Stated task: Copy each line of the entries beneath that contains the word "grupo".

(Data records)
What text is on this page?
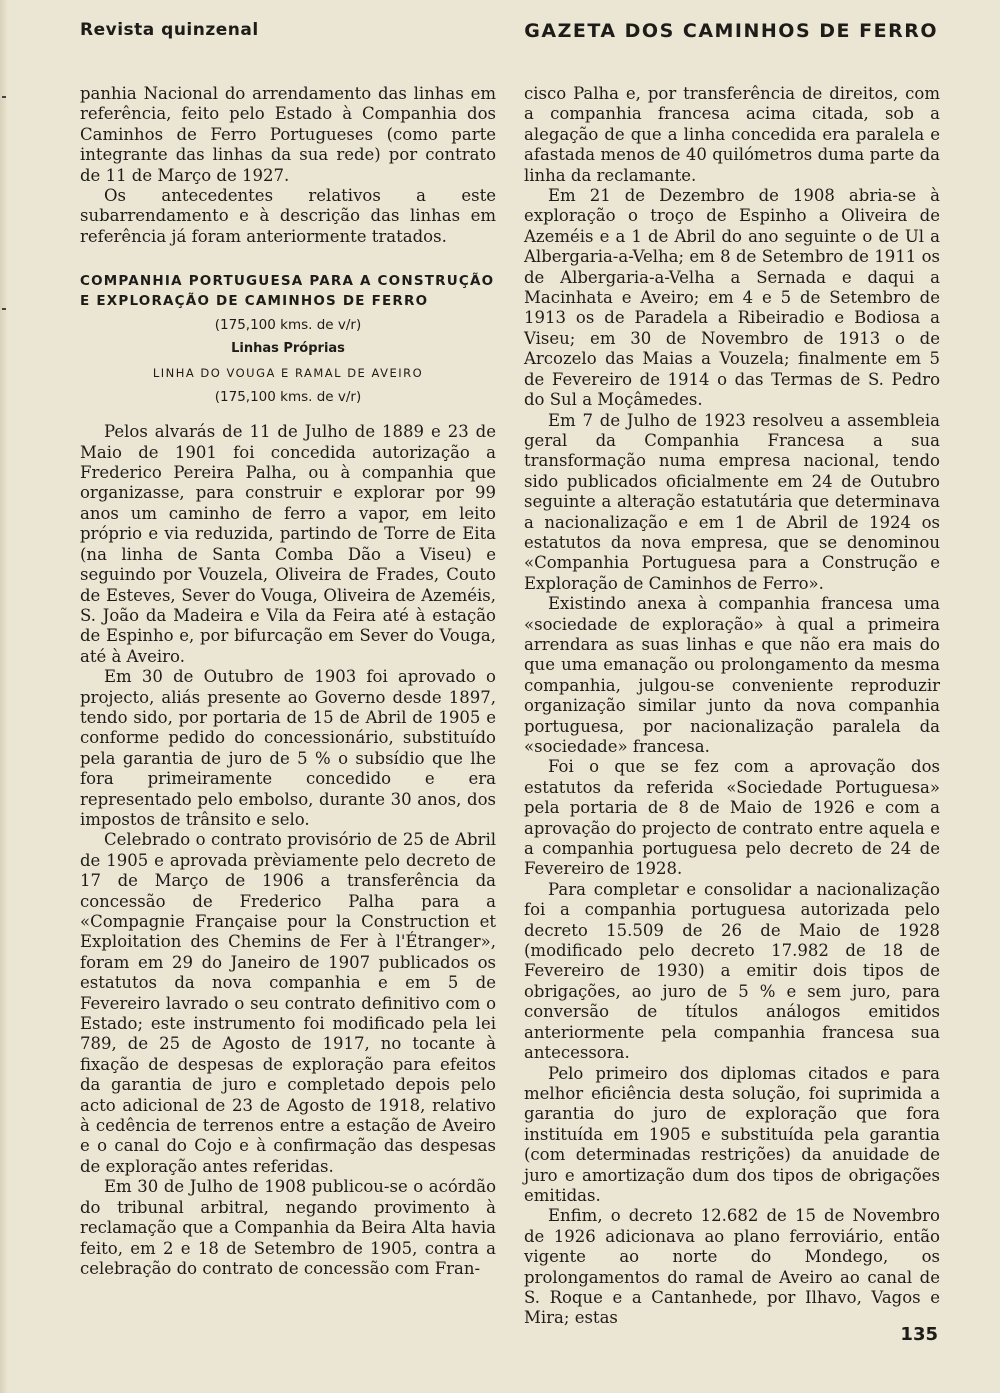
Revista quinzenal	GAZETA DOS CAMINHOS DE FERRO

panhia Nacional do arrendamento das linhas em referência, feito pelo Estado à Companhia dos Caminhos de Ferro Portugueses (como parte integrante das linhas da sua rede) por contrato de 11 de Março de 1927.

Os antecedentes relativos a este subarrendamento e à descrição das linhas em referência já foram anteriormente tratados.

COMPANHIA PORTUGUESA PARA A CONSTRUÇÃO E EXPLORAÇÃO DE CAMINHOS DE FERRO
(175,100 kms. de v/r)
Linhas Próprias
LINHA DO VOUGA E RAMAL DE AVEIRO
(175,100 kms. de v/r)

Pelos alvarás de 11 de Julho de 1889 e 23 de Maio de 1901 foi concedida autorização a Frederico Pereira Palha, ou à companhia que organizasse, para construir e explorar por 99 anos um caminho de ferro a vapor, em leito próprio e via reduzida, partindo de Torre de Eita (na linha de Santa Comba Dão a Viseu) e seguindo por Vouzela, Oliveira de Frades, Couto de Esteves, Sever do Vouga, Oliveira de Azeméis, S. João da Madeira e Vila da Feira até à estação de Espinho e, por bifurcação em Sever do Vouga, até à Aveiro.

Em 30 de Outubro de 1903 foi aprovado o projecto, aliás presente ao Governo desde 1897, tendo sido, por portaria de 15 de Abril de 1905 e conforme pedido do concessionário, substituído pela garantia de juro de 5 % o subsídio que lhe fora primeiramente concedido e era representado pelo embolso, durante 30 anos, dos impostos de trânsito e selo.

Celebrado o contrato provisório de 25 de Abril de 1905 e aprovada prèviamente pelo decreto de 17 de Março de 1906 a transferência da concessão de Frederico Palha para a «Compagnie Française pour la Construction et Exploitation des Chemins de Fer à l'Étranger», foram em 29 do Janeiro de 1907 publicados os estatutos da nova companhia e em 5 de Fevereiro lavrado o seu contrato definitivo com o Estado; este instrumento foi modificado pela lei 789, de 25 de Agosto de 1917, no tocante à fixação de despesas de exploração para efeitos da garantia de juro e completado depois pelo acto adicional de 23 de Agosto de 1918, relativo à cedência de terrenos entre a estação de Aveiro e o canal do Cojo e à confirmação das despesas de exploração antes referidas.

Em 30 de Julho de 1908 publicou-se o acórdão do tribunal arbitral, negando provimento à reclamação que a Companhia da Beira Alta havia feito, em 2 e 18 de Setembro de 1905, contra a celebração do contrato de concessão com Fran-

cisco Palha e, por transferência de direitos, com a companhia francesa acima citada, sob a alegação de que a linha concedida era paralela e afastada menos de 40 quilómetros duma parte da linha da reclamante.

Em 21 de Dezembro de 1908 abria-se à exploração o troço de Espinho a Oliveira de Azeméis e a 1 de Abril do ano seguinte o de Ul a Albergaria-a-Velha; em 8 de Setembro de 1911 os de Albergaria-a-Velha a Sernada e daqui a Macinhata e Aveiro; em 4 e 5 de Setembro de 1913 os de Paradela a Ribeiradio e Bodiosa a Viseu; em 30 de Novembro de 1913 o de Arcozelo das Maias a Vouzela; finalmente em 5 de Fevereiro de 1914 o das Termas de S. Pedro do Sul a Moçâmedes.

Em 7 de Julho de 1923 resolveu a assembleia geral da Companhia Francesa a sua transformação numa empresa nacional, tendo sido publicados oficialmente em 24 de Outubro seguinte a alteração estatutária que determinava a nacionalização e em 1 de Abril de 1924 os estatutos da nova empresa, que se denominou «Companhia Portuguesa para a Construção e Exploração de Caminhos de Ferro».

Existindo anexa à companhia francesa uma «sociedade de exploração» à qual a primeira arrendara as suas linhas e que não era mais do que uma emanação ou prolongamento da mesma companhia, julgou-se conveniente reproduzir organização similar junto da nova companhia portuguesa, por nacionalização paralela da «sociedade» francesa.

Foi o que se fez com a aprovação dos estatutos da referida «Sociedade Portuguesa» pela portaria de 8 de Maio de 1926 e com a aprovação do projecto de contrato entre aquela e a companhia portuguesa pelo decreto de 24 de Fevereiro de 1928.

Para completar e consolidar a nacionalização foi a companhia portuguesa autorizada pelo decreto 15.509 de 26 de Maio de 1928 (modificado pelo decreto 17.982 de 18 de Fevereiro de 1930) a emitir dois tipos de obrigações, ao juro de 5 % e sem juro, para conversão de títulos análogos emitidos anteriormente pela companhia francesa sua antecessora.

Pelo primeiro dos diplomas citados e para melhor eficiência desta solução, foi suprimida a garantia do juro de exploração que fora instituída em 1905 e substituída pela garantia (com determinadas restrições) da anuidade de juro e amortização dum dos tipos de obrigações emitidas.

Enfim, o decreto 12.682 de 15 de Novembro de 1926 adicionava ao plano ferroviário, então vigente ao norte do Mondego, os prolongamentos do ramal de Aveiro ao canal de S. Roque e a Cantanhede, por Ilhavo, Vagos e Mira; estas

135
...
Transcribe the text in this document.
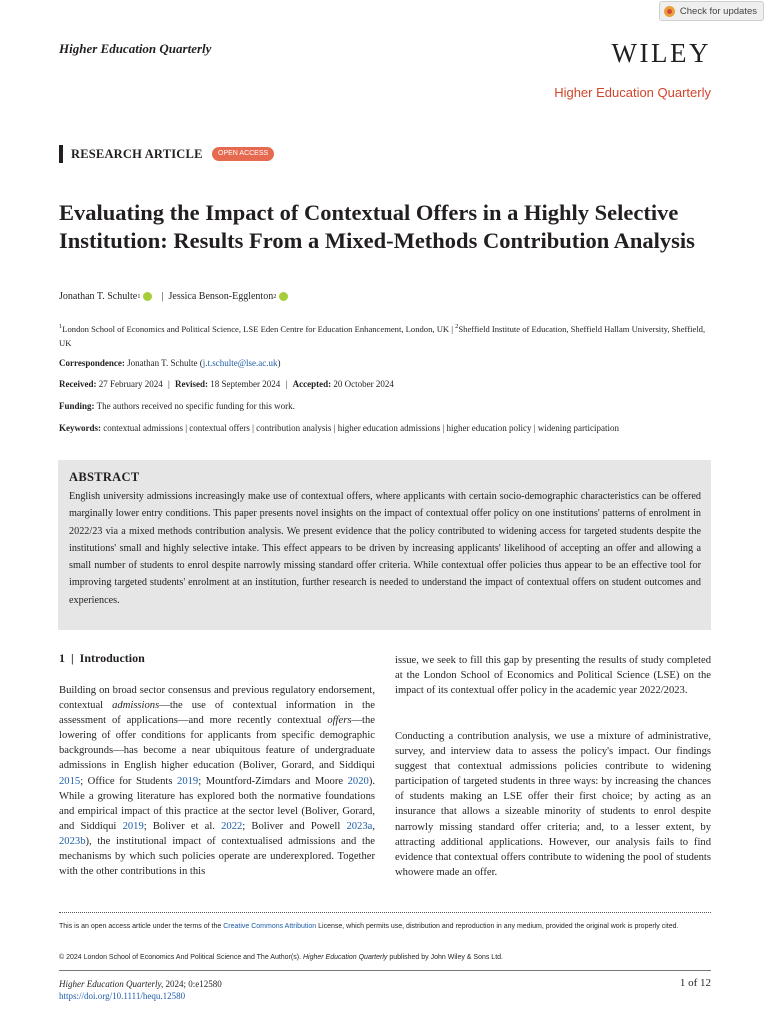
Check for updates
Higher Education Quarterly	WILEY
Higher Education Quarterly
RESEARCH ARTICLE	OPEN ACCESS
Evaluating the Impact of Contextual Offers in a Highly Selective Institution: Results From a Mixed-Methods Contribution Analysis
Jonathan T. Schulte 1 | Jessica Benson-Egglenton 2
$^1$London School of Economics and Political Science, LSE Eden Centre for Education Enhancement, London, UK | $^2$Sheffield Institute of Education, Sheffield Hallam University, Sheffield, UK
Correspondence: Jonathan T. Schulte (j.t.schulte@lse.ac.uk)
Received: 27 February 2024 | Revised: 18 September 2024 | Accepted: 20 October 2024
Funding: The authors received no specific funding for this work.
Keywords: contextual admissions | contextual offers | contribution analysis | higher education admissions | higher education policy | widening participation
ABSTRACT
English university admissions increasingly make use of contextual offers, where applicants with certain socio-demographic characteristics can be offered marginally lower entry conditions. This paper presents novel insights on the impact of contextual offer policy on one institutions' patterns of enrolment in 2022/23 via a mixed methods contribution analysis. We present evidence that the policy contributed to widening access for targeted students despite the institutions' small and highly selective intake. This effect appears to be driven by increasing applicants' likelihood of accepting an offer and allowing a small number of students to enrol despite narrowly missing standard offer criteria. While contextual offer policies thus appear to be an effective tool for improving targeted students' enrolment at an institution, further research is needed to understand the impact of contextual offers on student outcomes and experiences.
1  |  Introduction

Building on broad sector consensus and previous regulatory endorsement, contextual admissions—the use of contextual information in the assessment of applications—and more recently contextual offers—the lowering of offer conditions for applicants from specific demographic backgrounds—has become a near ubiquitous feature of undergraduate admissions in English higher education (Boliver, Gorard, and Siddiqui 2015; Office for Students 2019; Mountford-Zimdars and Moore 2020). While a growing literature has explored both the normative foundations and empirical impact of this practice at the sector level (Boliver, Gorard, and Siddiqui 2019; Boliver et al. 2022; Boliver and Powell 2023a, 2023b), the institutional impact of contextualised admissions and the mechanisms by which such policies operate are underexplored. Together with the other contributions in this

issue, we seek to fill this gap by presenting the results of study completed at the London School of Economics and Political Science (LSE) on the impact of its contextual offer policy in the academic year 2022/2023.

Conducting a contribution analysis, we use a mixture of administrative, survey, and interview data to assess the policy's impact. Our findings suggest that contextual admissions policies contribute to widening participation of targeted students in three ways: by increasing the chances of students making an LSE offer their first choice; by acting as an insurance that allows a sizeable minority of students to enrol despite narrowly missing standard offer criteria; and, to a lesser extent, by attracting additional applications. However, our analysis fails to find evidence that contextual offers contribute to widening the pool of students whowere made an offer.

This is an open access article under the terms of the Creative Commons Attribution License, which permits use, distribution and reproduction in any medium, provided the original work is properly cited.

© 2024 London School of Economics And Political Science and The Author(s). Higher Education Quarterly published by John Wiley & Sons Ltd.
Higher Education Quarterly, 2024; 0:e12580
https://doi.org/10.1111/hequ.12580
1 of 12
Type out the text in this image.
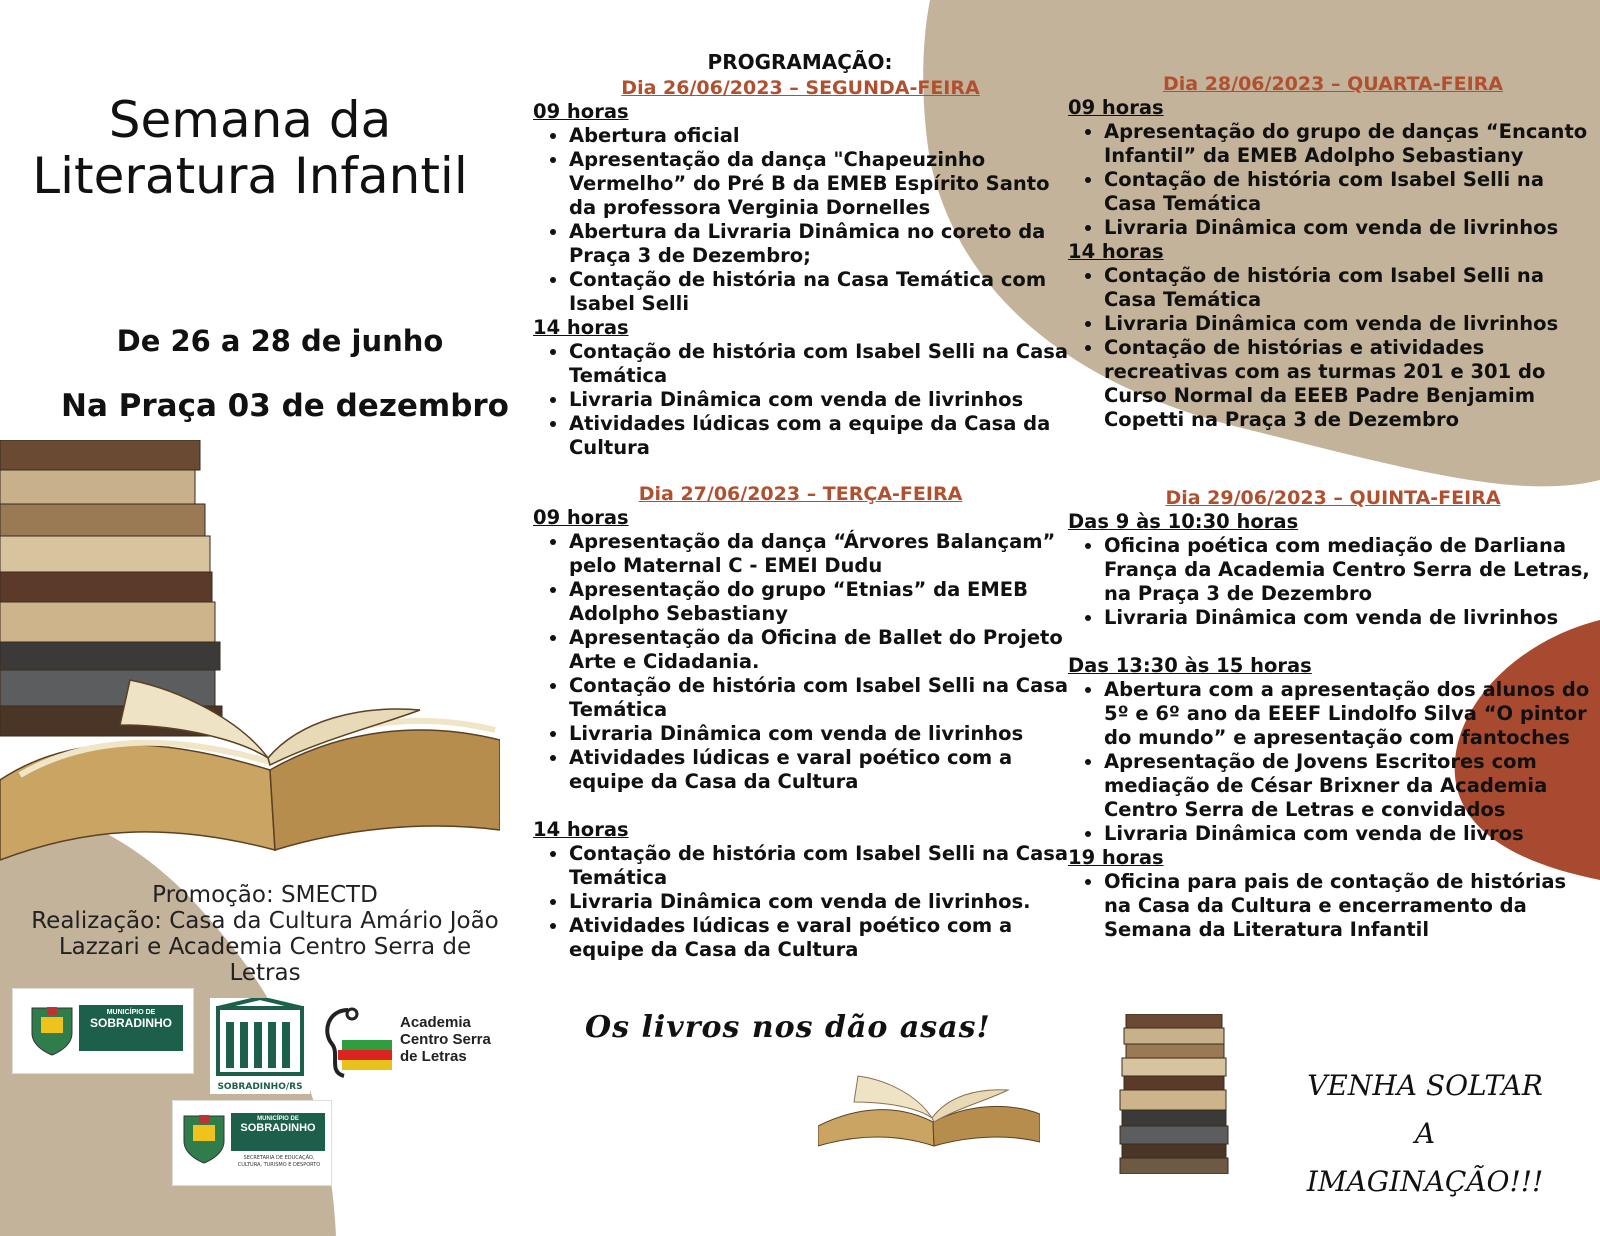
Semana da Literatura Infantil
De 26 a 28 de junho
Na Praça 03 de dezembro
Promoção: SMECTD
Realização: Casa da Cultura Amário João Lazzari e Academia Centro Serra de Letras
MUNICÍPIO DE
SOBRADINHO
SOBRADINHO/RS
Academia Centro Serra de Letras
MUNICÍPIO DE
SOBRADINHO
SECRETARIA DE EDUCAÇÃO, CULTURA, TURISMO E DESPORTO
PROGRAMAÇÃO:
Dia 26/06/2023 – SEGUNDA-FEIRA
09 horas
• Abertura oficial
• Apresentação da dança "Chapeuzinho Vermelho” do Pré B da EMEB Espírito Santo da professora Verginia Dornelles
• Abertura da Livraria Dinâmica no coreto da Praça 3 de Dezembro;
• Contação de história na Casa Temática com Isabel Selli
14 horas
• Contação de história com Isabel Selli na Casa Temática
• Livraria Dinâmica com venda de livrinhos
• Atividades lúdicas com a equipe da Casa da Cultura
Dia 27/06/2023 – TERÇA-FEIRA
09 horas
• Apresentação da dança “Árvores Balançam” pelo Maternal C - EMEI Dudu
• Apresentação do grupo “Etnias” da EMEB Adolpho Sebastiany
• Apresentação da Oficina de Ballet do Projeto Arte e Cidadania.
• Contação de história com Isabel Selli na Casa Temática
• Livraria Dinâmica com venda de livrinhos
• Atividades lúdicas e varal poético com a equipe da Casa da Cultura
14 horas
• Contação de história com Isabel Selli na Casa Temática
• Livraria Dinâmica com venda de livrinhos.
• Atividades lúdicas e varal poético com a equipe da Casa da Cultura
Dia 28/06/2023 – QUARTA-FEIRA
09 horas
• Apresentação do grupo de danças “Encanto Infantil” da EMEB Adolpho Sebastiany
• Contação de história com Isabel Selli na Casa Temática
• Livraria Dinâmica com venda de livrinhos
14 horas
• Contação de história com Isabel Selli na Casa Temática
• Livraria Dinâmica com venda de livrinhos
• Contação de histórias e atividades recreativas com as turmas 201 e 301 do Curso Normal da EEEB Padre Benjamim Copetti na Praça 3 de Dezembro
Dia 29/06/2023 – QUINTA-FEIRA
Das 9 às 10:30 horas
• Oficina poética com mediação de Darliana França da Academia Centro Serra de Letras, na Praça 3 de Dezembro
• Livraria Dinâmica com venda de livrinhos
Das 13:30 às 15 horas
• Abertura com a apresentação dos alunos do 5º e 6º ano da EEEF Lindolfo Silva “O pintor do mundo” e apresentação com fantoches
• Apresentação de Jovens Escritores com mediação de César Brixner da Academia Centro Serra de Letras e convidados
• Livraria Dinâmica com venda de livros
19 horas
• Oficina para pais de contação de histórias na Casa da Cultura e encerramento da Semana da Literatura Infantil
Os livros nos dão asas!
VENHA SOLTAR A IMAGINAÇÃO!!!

Written solution:
• Apresentação do grupo “Etnias” da EMEB Adolpho Sebastiany
• Apresentação do grupo de danças “Encanto Infantil” da EMEB Adolpho Sebastiany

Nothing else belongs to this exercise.